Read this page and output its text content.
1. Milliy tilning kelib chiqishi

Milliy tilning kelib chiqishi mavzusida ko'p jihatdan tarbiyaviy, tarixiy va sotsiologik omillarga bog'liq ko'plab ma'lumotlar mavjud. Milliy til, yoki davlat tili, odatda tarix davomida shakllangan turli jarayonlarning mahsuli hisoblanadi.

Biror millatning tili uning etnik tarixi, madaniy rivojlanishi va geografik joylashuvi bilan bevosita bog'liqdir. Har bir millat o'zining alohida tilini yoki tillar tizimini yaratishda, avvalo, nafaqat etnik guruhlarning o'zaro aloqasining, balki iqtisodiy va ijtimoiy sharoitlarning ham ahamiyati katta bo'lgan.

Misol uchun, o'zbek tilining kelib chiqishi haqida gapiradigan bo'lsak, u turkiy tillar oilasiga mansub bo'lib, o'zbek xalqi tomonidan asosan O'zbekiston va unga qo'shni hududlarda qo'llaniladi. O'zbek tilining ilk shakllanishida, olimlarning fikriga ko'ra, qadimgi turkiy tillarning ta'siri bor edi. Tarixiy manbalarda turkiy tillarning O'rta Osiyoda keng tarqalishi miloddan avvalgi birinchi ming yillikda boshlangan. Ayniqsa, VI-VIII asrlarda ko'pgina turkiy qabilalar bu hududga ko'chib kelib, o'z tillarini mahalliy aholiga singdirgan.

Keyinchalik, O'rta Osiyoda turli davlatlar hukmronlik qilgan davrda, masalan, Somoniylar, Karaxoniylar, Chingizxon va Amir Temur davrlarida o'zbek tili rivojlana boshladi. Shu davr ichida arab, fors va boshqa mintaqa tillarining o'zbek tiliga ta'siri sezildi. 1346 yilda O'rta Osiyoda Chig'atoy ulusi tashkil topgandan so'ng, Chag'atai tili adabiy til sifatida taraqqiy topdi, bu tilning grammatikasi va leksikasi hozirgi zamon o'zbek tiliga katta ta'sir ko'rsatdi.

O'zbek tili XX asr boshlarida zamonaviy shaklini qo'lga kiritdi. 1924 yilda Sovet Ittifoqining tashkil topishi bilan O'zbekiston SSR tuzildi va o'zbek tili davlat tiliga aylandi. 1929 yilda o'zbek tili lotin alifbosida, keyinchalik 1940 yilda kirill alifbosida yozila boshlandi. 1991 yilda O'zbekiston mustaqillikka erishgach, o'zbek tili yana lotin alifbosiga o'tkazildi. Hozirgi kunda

__Objective__:
Using the entries above, return each line in which the word "Milliy" occurs.

__Answer in full__:
1. Milliy tilning kelib chiqishi
Milliy tilning kelib chiqishi mavzusida ko'p jihatdan tarbiyaviy, tarixiy va sotsiologik omillarga bog'liq ko'plab ma'lumotlar mavjud. Milliy til, yoki davlat tili, odatda tarix davomida shakllangan turli jarayonlarning mahsuli hisoblanadi.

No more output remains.